## Task to carry out
Will you output the entries below exactly, skipping every image they contain?

--- Input data ---

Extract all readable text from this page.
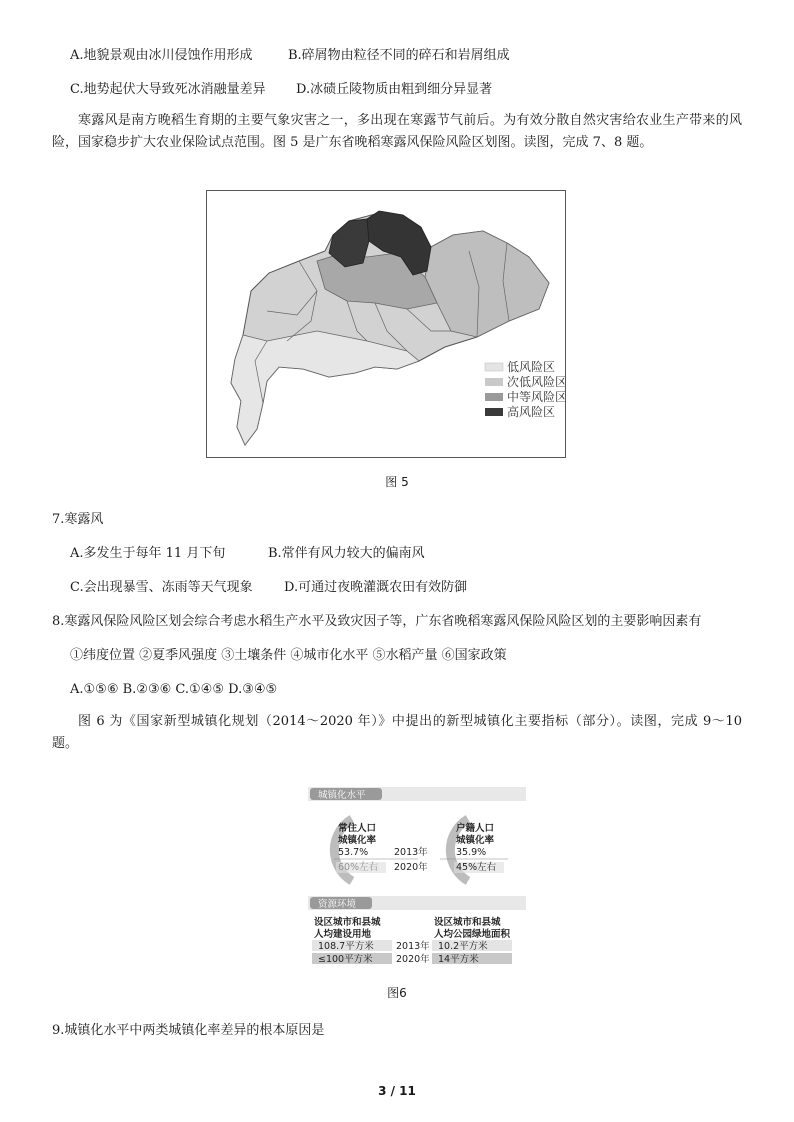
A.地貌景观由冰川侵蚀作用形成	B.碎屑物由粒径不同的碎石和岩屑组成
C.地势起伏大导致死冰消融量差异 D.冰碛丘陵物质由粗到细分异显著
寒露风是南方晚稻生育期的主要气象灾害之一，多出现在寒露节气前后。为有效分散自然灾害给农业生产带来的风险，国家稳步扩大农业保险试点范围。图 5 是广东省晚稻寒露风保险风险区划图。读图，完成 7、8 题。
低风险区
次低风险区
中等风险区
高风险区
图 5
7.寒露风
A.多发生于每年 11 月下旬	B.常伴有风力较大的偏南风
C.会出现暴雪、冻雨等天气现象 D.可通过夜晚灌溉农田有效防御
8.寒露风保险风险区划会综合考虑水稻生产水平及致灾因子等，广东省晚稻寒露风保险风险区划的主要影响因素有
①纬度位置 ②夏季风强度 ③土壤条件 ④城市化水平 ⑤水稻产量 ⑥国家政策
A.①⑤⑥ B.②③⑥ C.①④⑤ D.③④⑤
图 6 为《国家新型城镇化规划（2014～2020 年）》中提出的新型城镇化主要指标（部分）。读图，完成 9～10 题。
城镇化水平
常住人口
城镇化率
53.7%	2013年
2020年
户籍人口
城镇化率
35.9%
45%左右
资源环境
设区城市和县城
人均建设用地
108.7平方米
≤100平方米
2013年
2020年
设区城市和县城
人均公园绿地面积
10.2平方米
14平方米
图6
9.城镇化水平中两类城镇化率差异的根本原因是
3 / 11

---

## Written answer
Extract all readable text from this page.
A.地貌景观由冰川侵蚀作用形成	B.碎屑物由粒径不同的碎石和岩屑组成
C.地势起伏大导致死冰消融量差异 D.冰碛丘陵物质由粗到细分异显著
寒露风是南方晚稻生育期的主要气象灾害之一，多出现在寒露节气前后。为有效分散自然灾害给农业生产带来的风险，国家稳步扩大农业保险试点范围。图 5 是广东省晚稻寒露风保险风险区划图。读图，完成 7、8 题。
低风险区
次低风险区
中等风险区
高风险区
图 5
7.寒露风
A.多发生于每年 11 月下旬	B.常伴有风力较大的偏南风
C.会出现暴雪、冻雨等天气现象 D.可通过夜晚灌溉农田有效防御
8.寒露风保险风险区划会综合考虑水稻生产水平及致灾因子等，广东省晚稻寒露风保险风险区划的主要影响因素有
①纬度位置 ②夏季风强度 ③土壤条件 ④城市化水平 ⑤水稻产量 ⑥国家政策
A.①⑤⑥ B.②③⑥ C.①④⑤ D.③④⑤
图 6 为《国家新型城镇化规划（2014～2020 年）》中提出的新型城镇化主要指标（部分）。读图，完成 9～10 题。
城镇化水平
常住人口
城镇化率
53.7%	2013年
2020年
户籍人口
城镇化率
35.9%
45%左右
资源环境
设区城市和县城
人均建设用地
108.7平方米
≤100平方米
2013年
2020年
设区城市和县城
人均公园绿地面积
10.2平方米
14平方米
图6
9.城镇化水平中两类城镇化率差异的根本原因是
3 / 11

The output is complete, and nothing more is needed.